┌──
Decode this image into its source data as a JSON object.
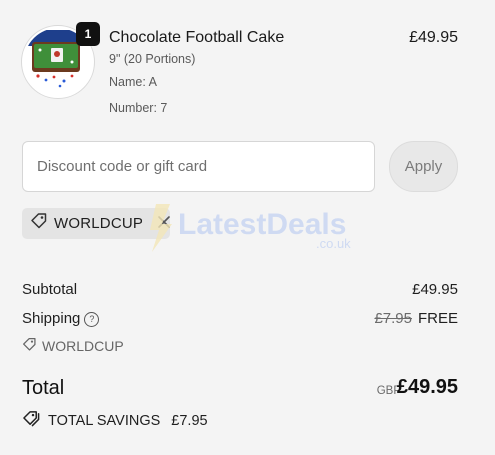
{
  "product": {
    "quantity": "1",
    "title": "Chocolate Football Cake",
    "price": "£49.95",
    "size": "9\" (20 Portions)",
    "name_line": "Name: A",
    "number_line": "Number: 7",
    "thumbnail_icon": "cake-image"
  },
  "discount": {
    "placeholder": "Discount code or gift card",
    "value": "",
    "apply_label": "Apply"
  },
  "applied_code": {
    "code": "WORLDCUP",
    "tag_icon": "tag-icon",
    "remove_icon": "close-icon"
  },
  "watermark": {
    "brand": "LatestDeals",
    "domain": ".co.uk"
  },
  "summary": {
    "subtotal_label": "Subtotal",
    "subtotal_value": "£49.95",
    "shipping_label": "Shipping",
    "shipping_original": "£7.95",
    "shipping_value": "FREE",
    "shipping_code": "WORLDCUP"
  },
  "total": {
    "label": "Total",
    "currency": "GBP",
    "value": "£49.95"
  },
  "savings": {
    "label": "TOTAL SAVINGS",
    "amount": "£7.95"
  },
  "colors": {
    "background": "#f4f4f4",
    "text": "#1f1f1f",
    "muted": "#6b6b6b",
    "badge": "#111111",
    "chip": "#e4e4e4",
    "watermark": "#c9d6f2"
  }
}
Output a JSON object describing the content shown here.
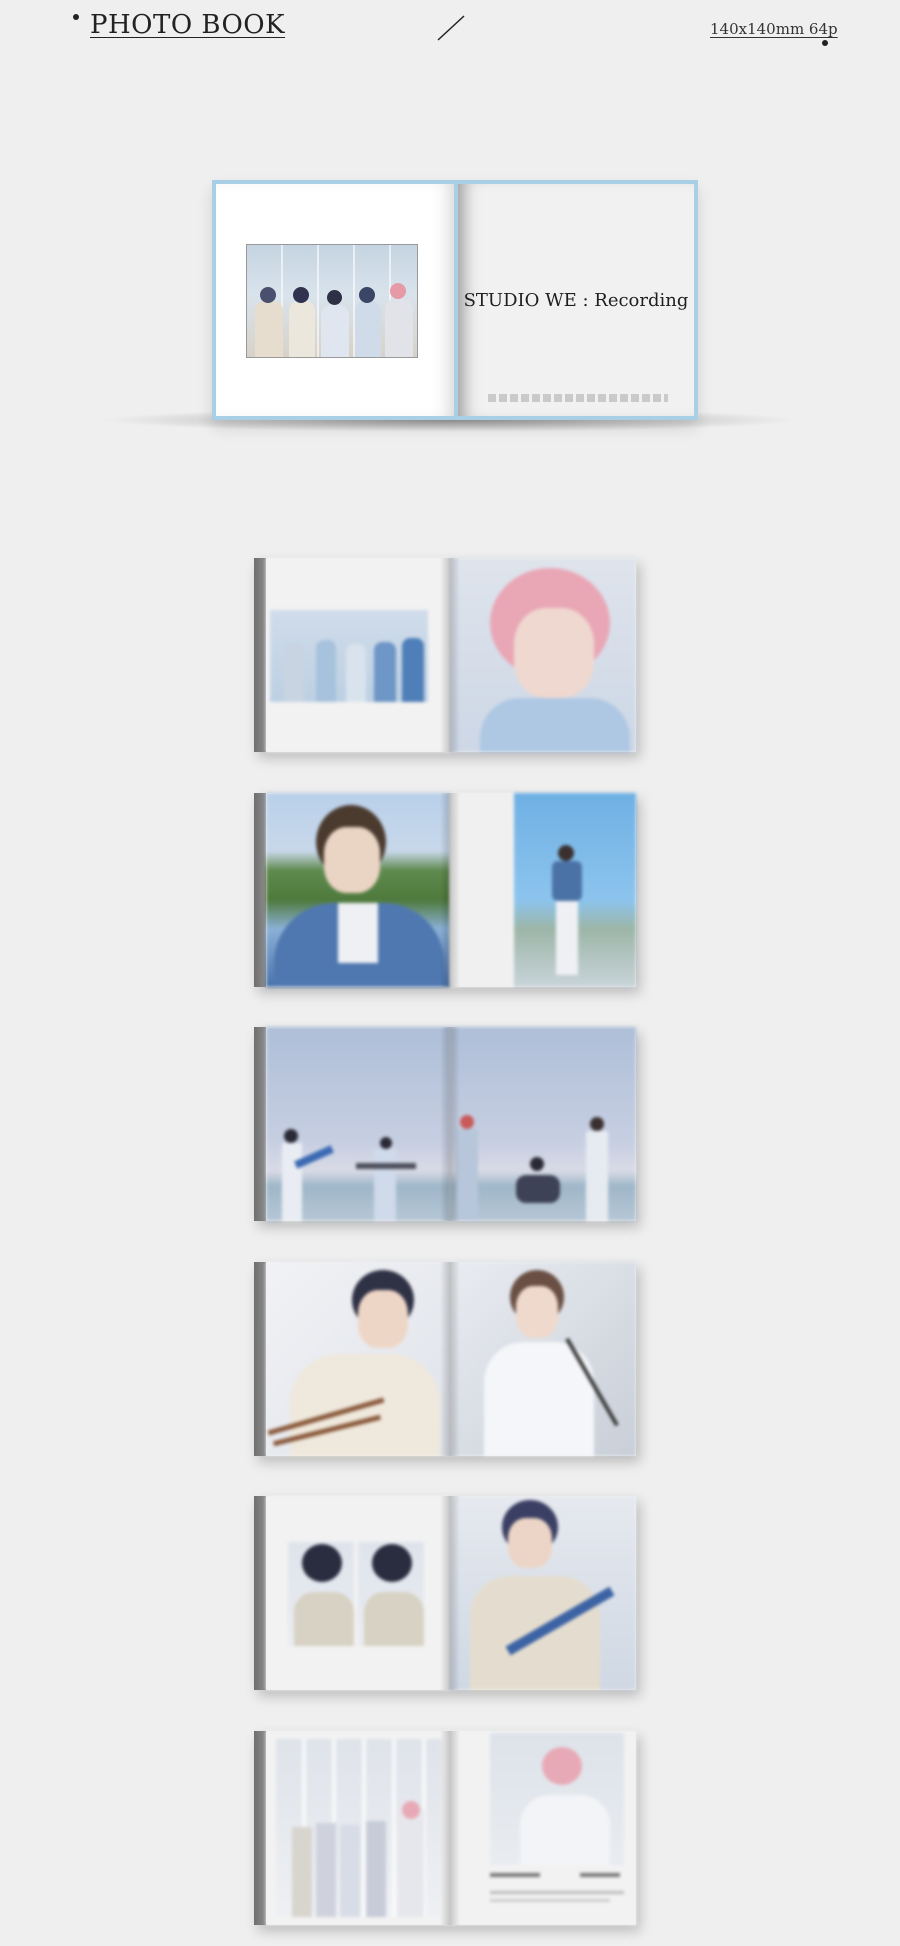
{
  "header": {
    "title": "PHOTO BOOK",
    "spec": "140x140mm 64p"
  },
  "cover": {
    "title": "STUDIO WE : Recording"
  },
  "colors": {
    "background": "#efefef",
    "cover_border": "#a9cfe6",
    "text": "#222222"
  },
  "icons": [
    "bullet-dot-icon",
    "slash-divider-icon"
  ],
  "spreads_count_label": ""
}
└──
- STATED PROBLEM: State how many lines above contain the string "background", with no other words.

- THE ANSWER: 2